# WRITTEN PROBLEM
Restate each line of the listing exactly, without carrying over any pictures.
━━━━
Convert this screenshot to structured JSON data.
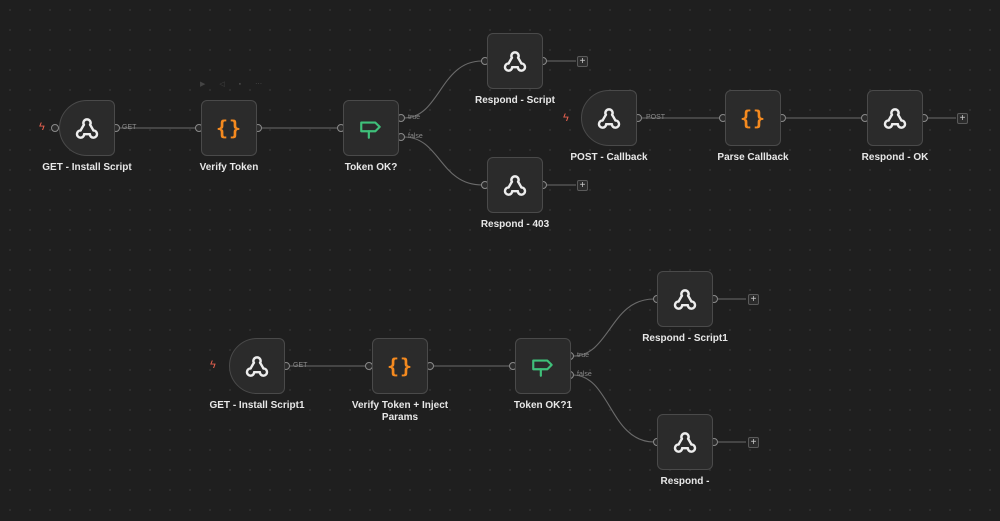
{
  "workflow": {
    "nodes": [
      {
        "id": "get_install",
        "label": "GET - Install Script",
        "icon": "webhook-icon",
        "type": "trigger",
        "port_out": "GET"
      },
      {
        "id": "verify",
        "label": "Verify Token",
        "icon": "code-braces-icon",
        "type": "code"
      },
      {
        "id": "tokenok",
        "label": "Token OK?",
        "icon": "if-signpost-icon",
        "type": "if",
        "port_true": "true",
        "port_false": "false"
      },
      {
        "id": "resp_script",
        "label": "Respond - Script",
        "icon": "webhook-icon",
        "type": "respond"
      },
      {
        "id": "resp_403",
        "label": "Respond - 403",
        "icon": "webhook-icon",
        "type": "respond"
      },
      {
        "id": "post_cb",
        "label": "POST - Callback",
        "icon": "webhook-icon",
        "type": "trigger",
        "port_out": "POST"
      },
      {
        "id": "parse_cb",
        "label": "Parse Callback",
        "icon": "code-braces-icon",
        "type": "code"
      },
      {
        "id": "resp_ok",
        "label": "Respond - OK",
        "icon": "webhook-icon",
        "type": "respond"
      },
      {
        "id": "get_install1",
        "label": "GET - Install Script1",
        "icon": "webhook-icon",
        "type": "trigger",
        "port_out": "GET"
      },
      {
        "id": "verify_inject",
        "label": "Verify Token + Inject Params",
        "icon": "code-braces-icon",
        "type": "code"
      },
      {
        "id": "tokenok1",
        "label": "Token OK?1",
        "icon": "if-signpost-icon",
        "type": "if",
        "port_true": "true",
        "port_false": "false"
      },
      {
        "id": "resp_script1",
        "label": "Respond - Script1",
        "icon": "webhook-icon",
        "type": "respond"
      },
      {
        "id": "resp_dash",
        "label": "Respond -",
        "icon": "webhook-icon",
        "type": "respond"
      }
    ],
    "add_button_label": "+",
    "trigger_icon": "lightning-bolt-icon",
    "colors": {
      "canvas": "#1f1f1f",
      "node_bg": "#2b2b2b",
      "node_border": "#4a4a4a",
      "code_accent": "#f58a1f",
      "if_accent": "#3fc07a",
      "trigger_bolt": "#e9624f",
      "edge": "#6b6b6b"
    }
  }
}
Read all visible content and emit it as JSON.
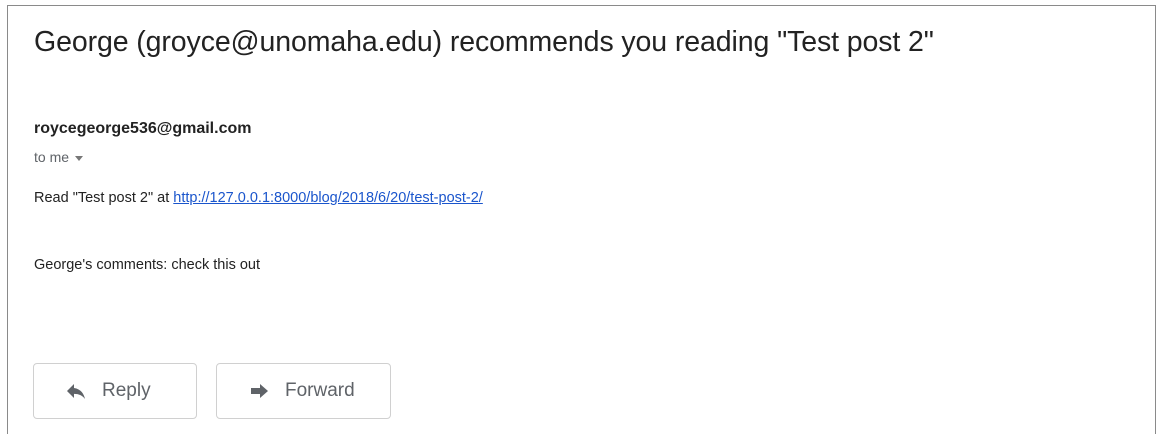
{
  "email": {
    "subject": "George (groyce@unomaha.edu) recommends you reading \"Test post 2\"",
    "sender": "roycegeorge536@gmail.com",
    "recipient_line": "to me",
    "body": {
      "read_prefix": "Read \"Test post 2\" at ",
      "link_text": "http://127.0.0.1:8000/blog/2018/6/20/test-post-2/",
      "comments": "George's comments: check this out"
    }
  },
  "actions": {
    "reply_label": "Reply",
    "reply_icon": "reply-arrow-icon",
    "forward_label": "Forward",
    "forward_icon": "forward-arrow-icon"
  }
}
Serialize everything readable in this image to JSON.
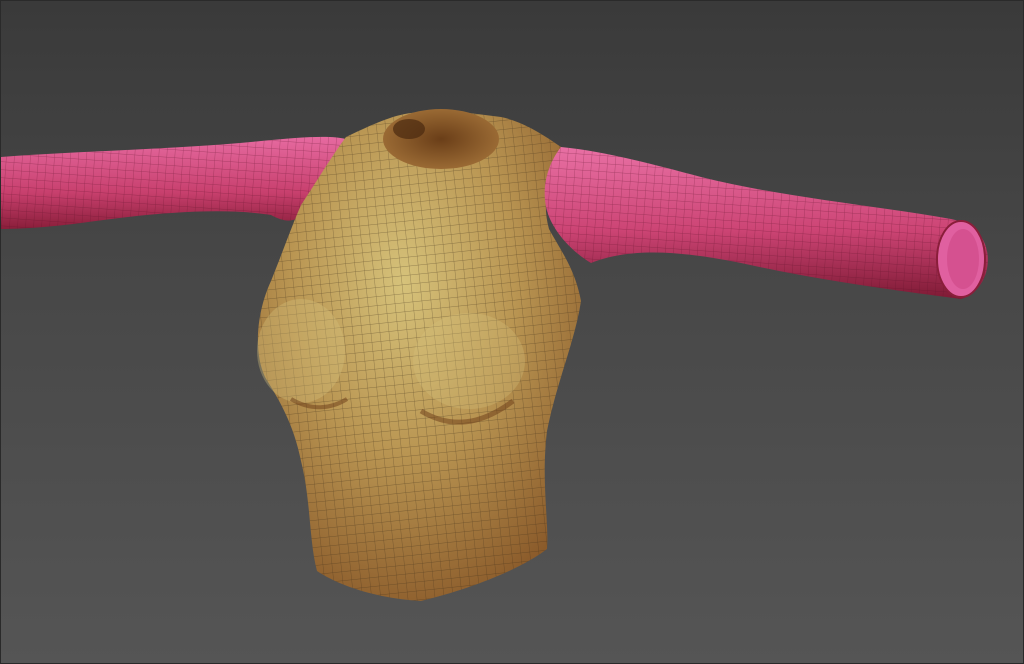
{
  "viewport": {
    "background_top": "#3a3a3a",
    "background_bottom": "#555555"
  },
  "model": {
    "torso_polygroup_color": "#b0884c",
    "torso_highlight_color": "#d6c27a",
    "sleeve_polygroup_color": "#d44a7e",
    "sleeve_highlight_color": "#e66aa0",
    "wireframe_color": "#3b2a18",
    "shows_wireframe": true
  }
}
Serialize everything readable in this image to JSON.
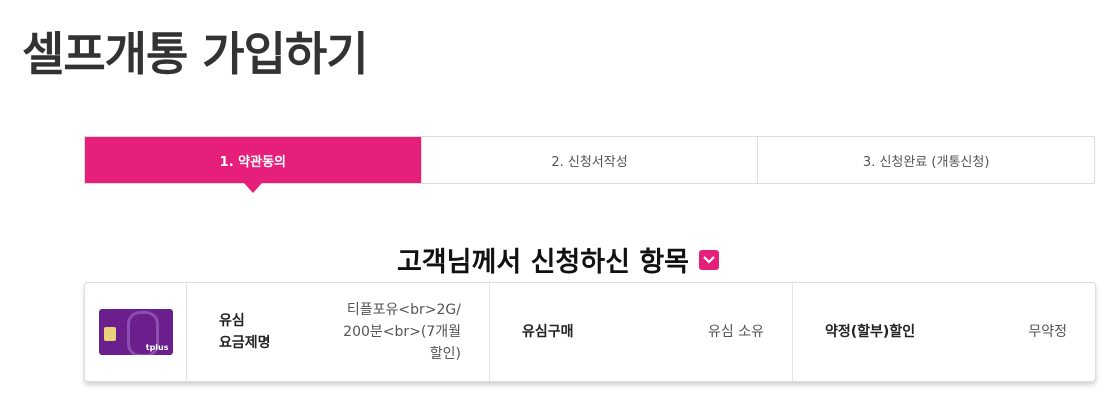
{
  "page": {
    "title": "셀프개통 가입하기"
  },
  "steps": [
    {
      "label": "1. 약관동의",
      "active": true
    },
    {
      "label": "2. 신청서작성",
      "active": false
    },
    {
      "label": "3. 신청완료 (개통신청)",
      "active": false
    }
  ],
  "summary": {
    "title": "고객님께서 신청하신 항목",
    "toggle_icon": "chevron-down-icon",
    "items": [
      {
        "label": "유심\n요금제명",
        "value": "티플포유<br>2G/200분<br>(7개월할인)"
      },
      {
        "label": "유심구매",
        "value": "유심 소유"
      },
      {
        "label": "약정(할부)할인",
        "value": "무약정"
      }
    ],
    "sim_brand": "tplus"
  },
  "colors": {
    "accent": "#e6207a",
    "sim": "#6b1f8c"
  }
}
━━━━
# COMPLETE OUTPUT
Convert this screenshot to structured JSON data.
{
  "workflow": {
    "nodes": [
      {
        "id": "get_install",
        "label": "GET - Install Script",
        "icon": "webhook-icon",
        "type": "trigger",
        "port_out": "GET"
      },
      {
        "id": "verify",
        "label": "Verify Token",
        "icon": "code-braces-icon",
        "type": "code"
      },
      {
        "id": "tokenok",
        "label": "Token OK?",
        "icon": "if-signpost-icon",
        "type": "if",
        "port_true": "true",
        "port_false": "false"
      },
      {
        "id": "resp_script",
        "label": "Respond - Script",
        "icon": "webhook-icon",
        "type": "respond"
      },
      {
        "id": "resp_403",
        "label": "Respond - 403",
        "icon": "webhook-icon",
        "type": "respond"
      },
      {
        "id": "post_cb",
        "label": "POST - Callback",
        "icon": "webhook-icon",
        "type": "trigger",
        "port_out": "POST"
      },
      {
        "id": "parse_cb",
        "label": "Parse Callback",
        "icon": "code-braces-icon",
        "type": "code"
      },
      {
        "id": "resp_ok",
        "label": "Respond - OK",
        "icon": "webhook-icon",
        "type": "respond"
      },
      {
        "id": "get_install1",
        "label": "GET - Install Script1",
        "icon": "webhook-icon",
        "type": "trigger",
        "port_out": "GET"
      },
      {
        "id": "verify_inject",
        "label": "Verify Token + Inject Params",
        "icon": "code-braces-icon",
        "type": "code"
      },
      {
        "id": "tokenok1",
        "label": "Token OK?1",
        "icon": "if-signpost-icon",
        "type": "if",
        "port_true": "true",
        "port_false": "false"
      },
      {
        "id": "resp_script1",
        "label": "Respond - Script1",
        "icon": "webhook-icon",
        "type": "respond"
      },
      {
        "id": "resp_dash",
        "label": "Respond -",
        "icon": "webhook-icon",
        "type": "respond"
      }
    ],
    "add_button_label": "+",
    "trigger_icon": "lightning-bolt-icon",
    "colors": {
      "canvas": "#1f1f1f",
      "node_bg": "#2b2b2b",
      "node_border": "#4a4a4a",
      "code_accent": "#f58a1f",
      "if_accent": "#3fc07a",
      "trigger_bolt": "#e9624f",
      "edge": "#6b6b6b"
    }
  }
}
Read all visible content and emit it as JSON.
{
  "email": {
    "subject": "George (groyce@unomaha.edu) recommends you reading \"Test post 2\"",
    "sender": "roycegeorge536@gmail.com",
    "recipient_line": "to me",
    "body": {
      "read_prefix": "Read \"Test post 2\" at ",
      "link_text": "http://127.0.0.1:8000/blog/2018/6/20/test-post-2/",
      "comments": "George's comments: check this out"
    }
  },
  "actions": {
    "reply_label": "Reply",
    "reply_icon": "reply-arrow-icon",
    "forward_label": "Forward",
    "forward_icon": "forward-arrow-icon"
  }
}
Serialize everything readable in this image to JSON.
{
  "viewport": {
    "background_top": "#3a3a3a",
    "background_bottom": "#555555"
  },
  "model": {
    "torso_polygroup_color": "#b0884c",
    "torso_highlight_color": "#d6c27a",
    "sleeve_polygroup_color": "#d44a7e",
    "sleeve_highlight_color": "#e66aa0",
    "wireframe_color": "#3b2a18",
    "shows_wireframe": true
  }
}
Serialize everything readable in this image to JSON.
{
  "page": {
    "title": "셀프개통 가입하기"
  },
  "steps": [
    {
      "label": "1. 약관동의",
      "active": true
    },
    {
      "label": "2. 신청서작성",
      "active": false
    },
    {
      "label": "3. 신청완료 (개통신청)",
      "active": false
    }
  ],
  "summary": {
    "title": "고객님께서 신청하신 항목",
    "toggle_icon": "chevron-down-icon",
    "items": [
      {
        "label": "유심\n요금제명",
        "value": "티플포유<br>2G/200분<br>(7개월할인)"
      },
      {
        "label": "유심구매",
        "value": "유심 소유"
      },
      {
        "label": "약정(할부)할인",
        "value": "무약정"
      }
    ],
    "sim_brand": "tplus"
  },
  "colors": {
    "accent": "#e6207a",
    "sim": "#6b1f8c"
  }
}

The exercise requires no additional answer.